What this task involves:
Quote the entries word for word. Omit the pictures.

>> begin Records for processing

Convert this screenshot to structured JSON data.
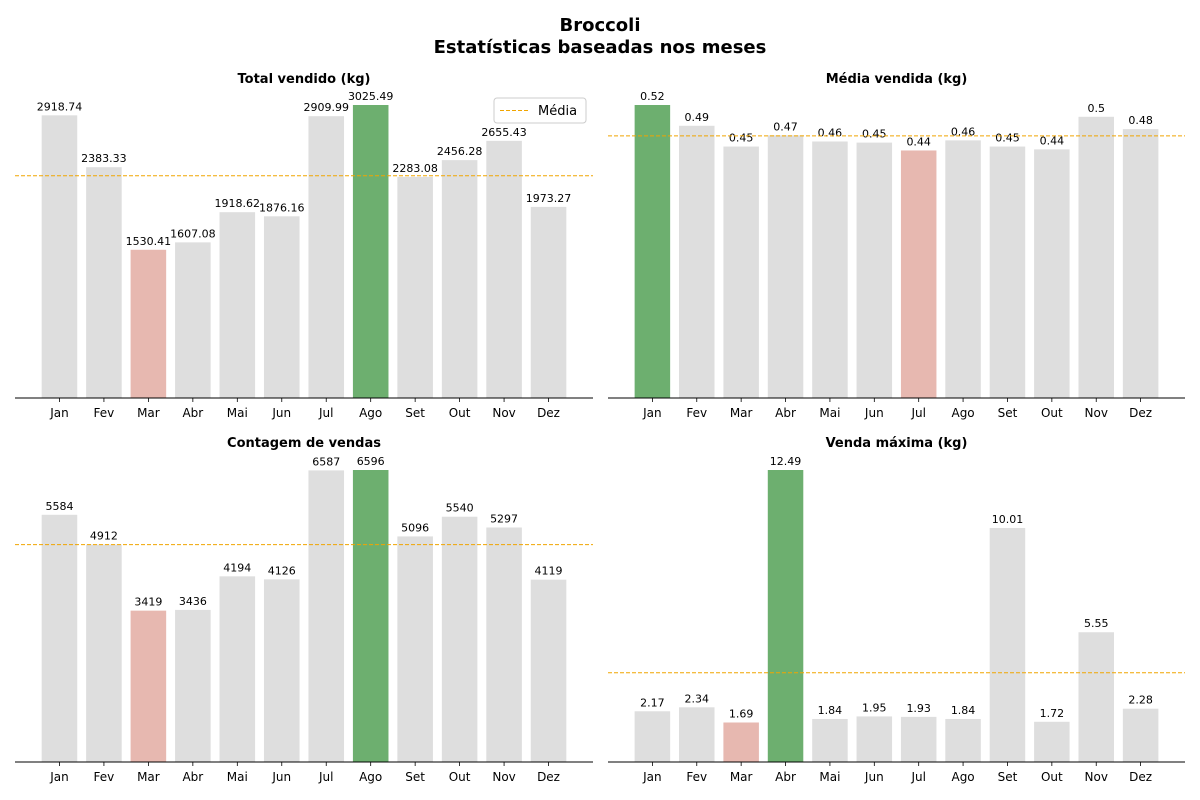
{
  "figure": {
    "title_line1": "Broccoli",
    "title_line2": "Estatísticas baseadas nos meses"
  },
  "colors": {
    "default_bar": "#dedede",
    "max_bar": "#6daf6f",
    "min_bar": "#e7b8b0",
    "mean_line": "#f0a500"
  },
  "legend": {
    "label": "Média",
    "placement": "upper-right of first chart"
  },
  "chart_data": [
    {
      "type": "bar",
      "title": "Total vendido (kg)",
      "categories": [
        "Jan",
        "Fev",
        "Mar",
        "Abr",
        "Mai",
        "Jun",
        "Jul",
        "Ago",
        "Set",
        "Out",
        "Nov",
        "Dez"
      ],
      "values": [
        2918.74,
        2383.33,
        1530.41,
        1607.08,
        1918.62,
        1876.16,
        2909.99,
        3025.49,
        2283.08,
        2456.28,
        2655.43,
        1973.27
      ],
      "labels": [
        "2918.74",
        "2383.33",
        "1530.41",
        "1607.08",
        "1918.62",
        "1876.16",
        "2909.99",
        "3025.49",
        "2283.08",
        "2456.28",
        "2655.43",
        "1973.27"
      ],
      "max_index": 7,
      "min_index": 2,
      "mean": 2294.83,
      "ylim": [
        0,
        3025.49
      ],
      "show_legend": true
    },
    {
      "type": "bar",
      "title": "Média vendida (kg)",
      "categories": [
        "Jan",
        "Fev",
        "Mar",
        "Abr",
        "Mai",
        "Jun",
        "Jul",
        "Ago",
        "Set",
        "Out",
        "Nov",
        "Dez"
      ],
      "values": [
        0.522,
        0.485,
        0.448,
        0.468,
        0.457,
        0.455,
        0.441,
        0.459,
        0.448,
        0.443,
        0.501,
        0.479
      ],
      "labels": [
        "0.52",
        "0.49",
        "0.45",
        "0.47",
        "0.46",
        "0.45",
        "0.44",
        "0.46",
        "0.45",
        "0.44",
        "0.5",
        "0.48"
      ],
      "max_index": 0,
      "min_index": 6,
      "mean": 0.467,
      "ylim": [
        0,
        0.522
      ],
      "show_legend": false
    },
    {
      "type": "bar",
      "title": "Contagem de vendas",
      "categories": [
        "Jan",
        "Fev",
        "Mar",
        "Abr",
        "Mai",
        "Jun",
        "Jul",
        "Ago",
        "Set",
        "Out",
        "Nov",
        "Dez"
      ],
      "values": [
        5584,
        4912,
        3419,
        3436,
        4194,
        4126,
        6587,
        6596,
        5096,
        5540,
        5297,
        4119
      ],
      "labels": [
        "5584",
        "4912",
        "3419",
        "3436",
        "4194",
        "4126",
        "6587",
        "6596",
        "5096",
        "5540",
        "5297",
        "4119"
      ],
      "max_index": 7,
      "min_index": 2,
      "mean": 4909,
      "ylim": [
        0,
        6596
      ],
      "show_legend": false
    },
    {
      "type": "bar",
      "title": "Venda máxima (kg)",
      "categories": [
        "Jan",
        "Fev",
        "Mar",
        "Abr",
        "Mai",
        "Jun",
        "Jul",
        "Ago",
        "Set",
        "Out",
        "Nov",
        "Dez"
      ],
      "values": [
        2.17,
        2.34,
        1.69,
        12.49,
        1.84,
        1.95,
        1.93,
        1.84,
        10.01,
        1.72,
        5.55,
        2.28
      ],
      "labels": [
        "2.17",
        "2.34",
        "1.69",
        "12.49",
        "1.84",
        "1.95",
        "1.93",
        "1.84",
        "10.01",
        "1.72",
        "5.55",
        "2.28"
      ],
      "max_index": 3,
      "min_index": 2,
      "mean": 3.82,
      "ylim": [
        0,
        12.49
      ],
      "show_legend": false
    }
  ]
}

>> end Records for processing

Output of the exercise:
Convert this screenshot to structured JSON data.
{
  "figure": {
    "title_line1": "Broccoli",
    "title_line2": "Estatísticas baseadas nos meses"
  },
  "colors": {
    "default_bar": "#dedede",
    "max_bar": "#6daf6f",
    "min_bar": "#e7b8b0",
    "mean_line": "#f0a500"
  },
  "legend": {
    "label": "Média",
    "placement": "upper-right of first chart"
  },
  "chart_data": [
    {
      "type": "bar",
      "title": "Total vendido (kg)",
      "categories": [
        "Jan",
        "Fev",
        "Mar",
        "Abr",
        "Mai",
        "Jun",
        "Jul",
        "Ago",
        "Set",
        "Out",
        "Nov",
        "Dez"
      ],
      "values": [
        2918.74,
        2383.33,
        1530.41,
        1607.08,
        1918.62,
        1876.16,
        2909.99,
        3025.49,
        2283.08,
        2456.28,
        2655.43,
        1973.27
      ],
      "labels": [
        "2918.74",
        "2383.33",
        "1530.41",
        "1607.08",
        "1918.62",
        "1876.16",
        "2909.99",
        "3025.49",
        "2283.08",
        "2456.28",
        "2655.43",
        "1973.27"
      ],
      "max_index": 7,
      "min_index": 2,
      "mean": 2294.83,
      "ylim": [
        0,
        3025.49
      ],
      "show_legend": true
    },
    {
      "type": "bar",
      "title": "Média vendida (kg)",
      "categories": [
        "Jan",
        "Fev",
        "Mar",
        "Abr",
        "Mai",
        "Jun",
        "Jul",
        "Ago",
        "Set",
        "Out",
        "Nov",
        "Dez"
      ],
      "values": [
        0.522,
        0.485,
        0.448,
        0.468,
        0.457,
        0.455,
        0.441,
        0.459,
        0.448,
        0.443,
        0.501,
        0.479
      ],
      "labels": [
        "0.52",
        "0.49",
        "0.45",
        "0.47",
        "0.46",
        "0.45",
        "0.44",
        "0.46",
        "0.45",
        "0.44",
        "0.5",
        "0.48"
      ],
      "max_index": 0,
      "min_index": 6,
      "mean": 0.467,
      "ylim": [
        0,
        0.522
      ],
      "show_legend": false
    },
    {
      "type": "bar",
      "title": "Contagem de vendas",
      "categories": [
        "Jan",
        "Fev",
        "Mar",
        "Abr",
        "Mai",
        "Jun",
        "Jul",
        "Ago",
        "Set",
        "Out",
        "Nov",
        "Dez"
      ],
      "values": [
        5584,
        4912,
        3419,
        3436,
        4194,
        4126,
        6587,
        6596,
        5096,
        5540,
        5297,
        4119
      ],
      "labels": [
        "5584",
        "4912",
        "3419",
        "3436",
        "4194",
        "4126",
        "6587",
        "6596",
        "5096",
        "5540",
        "5297",
        "4119"
      ],
      "max_index": 7,
      "min_index": 2,
      "mean": 4909,
      "ylim": [
        0,
        6596
      ],
      "show_legend": false
    },
    {
      "type": "bar",
      "title": "Venda máxima (kg)",
      "categories": [
        "Jan",
        "Fev",
        "Mar",
        "Abr",
        "Mai",
        "Jun",
        "Jul",
        "Ago",
        "Set",
        "Out",
        "Nov",
        "Dez"
      ],
      "values": [
        2.17,
        2.34,
        1.69,
        12.49,
        1.84,
        1.95,
        1.93,
        1.84,
        10.01,
        1.72,
        5.55,
        2.28
      ],
      "labels": [
        "2.17",
        "2.34",
        "1.69",
        "12.49",
        "1.84",
        "1.95",
        "1.93",
        "1.84",
        "10.01",
        "1.72",
        "5.55",
        "2.28"
      ],
      "max_index": 3,
      "min_index": 2,
      "mean": 3.82,
      "ylim": [
        0,
        12.49
      ],
      "show_legend": false
    }
  ]
}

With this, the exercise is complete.